# START OF Raw records

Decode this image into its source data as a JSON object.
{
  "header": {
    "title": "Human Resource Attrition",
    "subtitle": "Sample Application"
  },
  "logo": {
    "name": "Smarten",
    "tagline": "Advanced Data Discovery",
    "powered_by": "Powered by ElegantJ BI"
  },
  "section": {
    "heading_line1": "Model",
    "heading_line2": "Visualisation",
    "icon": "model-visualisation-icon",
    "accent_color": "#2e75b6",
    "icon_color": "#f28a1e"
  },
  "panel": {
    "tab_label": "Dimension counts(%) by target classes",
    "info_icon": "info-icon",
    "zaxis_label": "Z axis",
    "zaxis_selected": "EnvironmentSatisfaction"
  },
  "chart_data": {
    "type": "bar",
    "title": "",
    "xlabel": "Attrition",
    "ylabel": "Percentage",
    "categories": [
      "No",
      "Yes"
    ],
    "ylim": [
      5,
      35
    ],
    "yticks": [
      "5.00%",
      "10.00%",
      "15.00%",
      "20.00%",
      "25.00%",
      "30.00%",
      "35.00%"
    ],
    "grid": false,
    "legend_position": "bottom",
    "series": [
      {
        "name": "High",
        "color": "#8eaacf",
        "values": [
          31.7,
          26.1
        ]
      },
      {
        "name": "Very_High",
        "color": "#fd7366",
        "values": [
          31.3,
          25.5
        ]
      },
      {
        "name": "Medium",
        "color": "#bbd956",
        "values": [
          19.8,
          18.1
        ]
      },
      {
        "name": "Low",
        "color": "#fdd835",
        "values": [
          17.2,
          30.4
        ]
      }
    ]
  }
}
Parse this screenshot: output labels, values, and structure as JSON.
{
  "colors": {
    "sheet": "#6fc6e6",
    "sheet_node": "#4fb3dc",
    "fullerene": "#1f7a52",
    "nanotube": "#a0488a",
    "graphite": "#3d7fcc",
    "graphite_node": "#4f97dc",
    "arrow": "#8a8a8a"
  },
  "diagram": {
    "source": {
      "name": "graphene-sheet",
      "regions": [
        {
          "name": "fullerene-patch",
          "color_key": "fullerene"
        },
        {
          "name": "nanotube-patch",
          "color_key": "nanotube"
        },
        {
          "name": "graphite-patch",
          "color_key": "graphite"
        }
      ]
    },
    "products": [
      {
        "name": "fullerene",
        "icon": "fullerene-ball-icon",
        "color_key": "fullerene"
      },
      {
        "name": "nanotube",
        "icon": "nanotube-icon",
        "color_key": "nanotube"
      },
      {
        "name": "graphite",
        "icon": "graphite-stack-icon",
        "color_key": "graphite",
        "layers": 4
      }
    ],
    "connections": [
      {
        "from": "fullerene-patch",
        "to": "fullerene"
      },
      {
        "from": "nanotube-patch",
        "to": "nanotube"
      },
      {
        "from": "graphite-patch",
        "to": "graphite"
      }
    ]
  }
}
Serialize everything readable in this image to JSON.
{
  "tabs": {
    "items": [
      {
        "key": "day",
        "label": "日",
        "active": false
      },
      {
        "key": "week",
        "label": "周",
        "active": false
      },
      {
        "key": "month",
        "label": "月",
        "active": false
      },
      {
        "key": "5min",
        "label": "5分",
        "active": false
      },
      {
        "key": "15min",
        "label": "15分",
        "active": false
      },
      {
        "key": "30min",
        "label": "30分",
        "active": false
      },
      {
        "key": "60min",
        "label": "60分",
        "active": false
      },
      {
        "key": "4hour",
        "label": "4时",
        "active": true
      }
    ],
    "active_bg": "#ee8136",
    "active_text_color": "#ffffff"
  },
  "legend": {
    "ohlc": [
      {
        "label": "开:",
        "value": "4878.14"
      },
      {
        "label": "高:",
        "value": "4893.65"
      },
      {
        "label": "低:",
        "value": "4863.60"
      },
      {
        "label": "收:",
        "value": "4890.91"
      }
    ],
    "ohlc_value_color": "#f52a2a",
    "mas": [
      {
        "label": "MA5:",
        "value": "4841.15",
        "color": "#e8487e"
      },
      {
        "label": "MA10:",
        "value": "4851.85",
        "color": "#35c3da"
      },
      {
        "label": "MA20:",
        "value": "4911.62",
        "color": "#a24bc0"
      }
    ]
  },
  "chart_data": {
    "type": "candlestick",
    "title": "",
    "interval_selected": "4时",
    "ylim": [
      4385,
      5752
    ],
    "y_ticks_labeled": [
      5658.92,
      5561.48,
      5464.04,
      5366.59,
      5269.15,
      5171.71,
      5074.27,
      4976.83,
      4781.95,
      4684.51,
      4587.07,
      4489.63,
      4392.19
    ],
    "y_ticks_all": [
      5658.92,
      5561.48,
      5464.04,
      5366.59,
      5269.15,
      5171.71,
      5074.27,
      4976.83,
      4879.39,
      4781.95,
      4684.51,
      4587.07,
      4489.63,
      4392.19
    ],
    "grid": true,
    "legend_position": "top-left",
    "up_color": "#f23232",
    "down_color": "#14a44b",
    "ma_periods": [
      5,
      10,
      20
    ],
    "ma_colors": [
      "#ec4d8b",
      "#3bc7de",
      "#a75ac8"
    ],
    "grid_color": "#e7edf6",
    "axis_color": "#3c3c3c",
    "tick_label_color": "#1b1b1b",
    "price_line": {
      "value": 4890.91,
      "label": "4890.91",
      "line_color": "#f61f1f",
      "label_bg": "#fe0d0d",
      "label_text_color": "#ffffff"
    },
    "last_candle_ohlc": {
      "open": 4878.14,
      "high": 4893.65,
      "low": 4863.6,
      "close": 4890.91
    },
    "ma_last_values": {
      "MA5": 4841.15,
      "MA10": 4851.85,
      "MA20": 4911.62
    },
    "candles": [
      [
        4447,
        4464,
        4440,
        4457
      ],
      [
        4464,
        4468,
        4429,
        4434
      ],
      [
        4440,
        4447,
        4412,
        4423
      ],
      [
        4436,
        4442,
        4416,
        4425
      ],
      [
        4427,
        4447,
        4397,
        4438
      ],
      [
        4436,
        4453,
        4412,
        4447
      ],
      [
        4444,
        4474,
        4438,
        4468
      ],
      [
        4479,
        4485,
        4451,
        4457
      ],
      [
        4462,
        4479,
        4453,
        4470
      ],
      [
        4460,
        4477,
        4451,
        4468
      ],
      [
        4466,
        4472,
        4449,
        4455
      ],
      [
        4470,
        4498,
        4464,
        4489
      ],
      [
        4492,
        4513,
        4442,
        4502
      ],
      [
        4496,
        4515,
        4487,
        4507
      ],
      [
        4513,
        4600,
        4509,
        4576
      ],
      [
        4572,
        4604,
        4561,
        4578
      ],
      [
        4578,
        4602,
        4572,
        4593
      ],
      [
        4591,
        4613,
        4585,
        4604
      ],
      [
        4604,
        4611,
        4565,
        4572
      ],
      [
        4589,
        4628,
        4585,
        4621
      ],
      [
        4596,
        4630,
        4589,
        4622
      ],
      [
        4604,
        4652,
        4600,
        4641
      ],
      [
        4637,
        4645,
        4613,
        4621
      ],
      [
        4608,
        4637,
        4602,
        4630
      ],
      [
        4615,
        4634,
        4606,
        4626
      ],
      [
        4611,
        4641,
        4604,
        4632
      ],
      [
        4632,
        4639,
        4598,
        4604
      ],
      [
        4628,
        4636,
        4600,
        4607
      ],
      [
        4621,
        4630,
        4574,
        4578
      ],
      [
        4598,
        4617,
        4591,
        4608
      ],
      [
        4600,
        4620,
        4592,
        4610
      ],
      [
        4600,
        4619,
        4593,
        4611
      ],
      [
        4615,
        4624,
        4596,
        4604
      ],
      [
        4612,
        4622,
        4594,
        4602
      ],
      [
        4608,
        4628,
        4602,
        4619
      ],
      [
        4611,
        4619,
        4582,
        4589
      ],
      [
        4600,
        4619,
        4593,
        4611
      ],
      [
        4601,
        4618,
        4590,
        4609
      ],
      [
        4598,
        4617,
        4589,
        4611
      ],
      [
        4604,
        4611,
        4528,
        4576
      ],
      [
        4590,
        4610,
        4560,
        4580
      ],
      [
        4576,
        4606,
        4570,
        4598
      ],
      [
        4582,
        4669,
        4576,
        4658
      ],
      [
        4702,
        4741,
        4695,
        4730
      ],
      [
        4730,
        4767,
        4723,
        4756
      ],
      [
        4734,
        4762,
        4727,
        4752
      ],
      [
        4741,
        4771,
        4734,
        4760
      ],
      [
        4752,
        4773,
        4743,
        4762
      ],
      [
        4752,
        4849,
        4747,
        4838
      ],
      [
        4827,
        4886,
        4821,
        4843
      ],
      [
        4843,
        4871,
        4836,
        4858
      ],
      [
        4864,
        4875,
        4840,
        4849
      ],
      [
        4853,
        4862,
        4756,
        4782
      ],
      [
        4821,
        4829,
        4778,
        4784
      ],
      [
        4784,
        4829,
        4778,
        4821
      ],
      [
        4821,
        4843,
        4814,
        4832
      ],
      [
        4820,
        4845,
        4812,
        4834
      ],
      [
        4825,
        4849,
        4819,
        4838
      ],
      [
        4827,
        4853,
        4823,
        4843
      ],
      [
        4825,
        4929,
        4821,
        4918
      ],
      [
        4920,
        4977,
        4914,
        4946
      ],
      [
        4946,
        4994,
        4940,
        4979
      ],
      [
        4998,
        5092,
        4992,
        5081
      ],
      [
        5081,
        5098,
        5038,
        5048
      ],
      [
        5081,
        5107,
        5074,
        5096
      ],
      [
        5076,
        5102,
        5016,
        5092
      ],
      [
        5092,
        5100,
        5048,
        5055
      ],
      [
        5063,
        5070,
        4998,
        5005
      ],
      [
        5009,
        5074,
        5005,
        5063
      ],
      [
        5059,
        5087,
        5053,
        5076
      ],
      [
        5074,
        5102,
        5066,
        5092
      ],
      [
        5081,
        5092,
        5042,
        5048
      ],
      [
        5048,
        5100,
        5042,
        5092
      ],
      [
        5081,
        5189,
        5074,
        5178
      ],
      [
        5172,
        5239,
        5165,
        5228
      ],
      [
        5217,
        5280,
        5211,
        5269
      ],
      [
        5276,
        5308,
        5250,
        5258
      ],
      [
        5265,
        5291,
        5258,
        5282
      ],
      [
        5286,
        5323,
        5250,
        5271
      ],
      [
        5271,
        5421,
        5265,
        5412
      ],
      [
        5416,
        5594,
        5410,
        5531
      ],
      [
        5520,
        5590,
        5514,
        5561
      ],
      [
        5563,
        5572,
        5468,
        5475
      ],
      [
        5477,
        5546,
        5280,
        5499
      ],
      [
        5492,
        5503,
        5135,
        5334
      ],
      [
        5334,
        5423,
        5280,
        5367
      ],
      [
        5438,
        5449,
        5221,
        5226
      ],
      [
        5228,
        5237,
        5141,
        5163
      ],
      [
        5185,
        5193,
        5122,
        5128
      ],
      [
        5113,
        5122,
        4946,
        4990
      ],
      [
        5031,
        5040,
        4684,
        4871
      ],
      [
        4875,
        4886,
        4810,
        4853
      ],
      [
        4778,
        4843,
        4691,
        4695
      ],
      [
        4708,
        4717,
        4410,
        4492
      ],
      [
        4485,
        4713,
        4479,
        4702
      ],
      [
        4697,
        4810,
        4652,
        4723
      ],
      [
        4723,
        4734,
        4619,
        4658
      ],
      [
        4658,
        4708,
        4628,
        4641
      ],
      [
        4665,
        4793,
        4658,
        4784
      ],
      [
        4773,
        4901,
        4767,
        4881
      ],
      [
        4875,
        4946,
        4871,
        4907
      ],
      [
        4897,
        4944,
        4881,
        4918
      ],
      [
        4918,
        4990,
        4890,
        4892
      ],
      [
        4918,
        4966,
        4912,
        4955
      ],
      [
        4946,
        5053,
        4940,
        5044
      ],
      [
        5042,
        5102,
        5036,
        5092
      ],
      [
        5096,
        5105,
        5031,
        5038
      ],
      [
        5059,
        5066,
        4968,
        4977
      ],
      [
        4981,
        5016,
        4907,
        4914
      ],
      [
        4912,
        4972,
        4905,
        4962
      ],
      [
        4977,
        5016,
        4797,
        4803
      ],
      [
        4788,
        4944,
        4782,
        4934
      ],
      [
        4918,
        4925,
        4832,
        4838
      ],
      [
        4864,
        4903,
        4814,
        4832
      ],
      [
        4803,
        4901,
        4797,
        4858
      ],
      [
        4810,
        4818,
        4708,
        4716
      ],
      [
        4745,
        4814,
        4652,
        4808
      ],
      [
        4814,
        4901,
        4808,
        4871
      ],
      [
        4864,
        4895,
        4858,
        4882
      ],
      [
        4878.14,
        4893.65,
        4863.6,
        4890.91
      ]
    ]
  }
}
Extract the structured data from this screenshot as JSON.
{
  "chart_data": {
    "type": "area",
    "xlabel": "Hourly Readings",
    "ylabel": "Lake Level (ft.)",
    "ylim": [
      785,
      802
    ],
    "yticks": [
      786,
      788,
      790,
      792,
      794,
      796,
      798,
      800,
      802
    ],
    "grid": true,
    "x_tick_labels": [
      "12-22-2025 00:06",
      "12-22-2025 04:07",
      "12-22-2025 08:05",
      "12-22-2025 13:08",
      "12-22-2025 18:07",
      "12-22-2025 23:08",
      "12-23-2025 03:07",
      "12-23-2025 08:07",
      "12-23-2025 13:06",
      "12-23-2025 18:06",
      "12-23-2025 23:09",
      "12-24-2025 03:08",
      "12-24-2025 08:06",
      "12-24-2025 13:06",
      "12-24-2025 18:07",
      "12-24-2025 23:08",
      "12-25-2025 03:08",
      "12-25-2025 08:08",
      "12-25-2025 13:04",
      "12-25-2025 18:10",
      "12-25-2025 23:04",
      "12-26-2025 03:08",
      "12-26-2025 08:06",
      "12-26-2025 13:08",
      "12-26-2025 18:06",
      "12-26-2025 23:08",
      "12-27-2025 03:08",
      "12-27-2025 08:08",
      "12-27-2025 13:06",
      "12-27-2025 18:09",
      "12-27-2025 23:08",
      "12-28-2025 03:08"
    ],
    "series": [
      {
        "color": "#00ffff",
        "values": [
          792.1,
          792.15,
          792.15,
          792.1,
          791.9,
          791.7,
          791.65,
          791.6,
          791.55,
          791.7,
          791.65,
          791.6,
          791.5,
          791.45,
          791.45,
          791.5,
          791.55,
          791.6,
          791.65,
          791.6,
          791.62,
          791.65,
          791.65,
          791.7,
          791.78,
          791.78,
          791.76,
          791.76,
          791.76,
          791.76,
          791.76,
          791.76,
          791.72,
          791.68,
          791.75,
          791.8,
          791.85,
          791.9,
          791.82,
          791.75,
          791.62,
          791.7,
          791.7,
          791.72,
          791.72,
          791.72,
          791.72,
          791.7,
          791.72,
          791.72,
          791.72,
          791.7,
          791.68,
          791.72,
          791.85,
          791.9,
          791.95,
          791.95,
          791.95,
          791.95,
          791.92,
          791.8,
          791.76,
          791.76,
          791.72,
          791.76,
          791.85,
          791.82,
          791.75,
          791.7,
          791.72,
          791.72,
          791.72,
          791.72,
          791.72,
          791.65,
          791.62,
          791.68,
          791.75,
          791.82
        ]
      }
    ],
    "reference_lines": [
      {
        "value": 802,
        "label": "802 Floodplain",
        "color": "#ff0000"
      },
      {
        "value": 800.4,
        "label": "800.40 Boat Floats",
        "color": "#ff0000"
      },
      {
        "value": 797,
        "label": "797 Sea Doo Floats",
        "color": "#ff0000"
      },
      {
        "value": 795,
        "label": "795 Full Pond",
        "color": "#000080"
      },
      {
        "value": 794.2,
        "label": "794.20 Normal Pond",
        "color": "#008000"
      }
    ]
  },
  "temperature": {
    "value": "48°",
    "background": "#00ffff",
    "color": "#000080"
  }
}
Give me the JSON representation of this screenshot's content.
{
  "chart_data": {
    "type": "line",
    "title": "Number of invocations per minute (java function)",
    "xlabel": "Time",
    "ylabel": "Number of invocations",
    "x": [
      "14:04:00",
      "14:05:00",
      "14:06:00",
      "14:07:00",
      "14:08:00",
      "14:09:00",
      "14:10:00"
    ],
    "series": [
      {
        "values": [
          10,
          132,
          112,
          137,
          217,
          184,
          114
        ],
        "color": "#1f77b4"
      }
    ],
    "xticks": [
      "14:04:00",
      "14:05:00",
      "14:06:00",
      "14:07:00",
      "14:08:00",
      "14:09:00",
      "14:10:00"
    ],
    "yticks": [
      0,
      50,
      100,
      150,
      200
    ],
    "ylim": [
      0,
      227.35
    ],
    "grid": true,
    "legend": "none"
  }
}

# END OF Raw records

List the lines that contain the word "patch".

◆ **Final result**:
          "name": "fullerene-patch",
          "name": "nanotube-patch",
          "name": "graphite-patch",
        "from": "fullerene-patch",
        "from": "nanotube-patch",
        "from": "graphite-patch",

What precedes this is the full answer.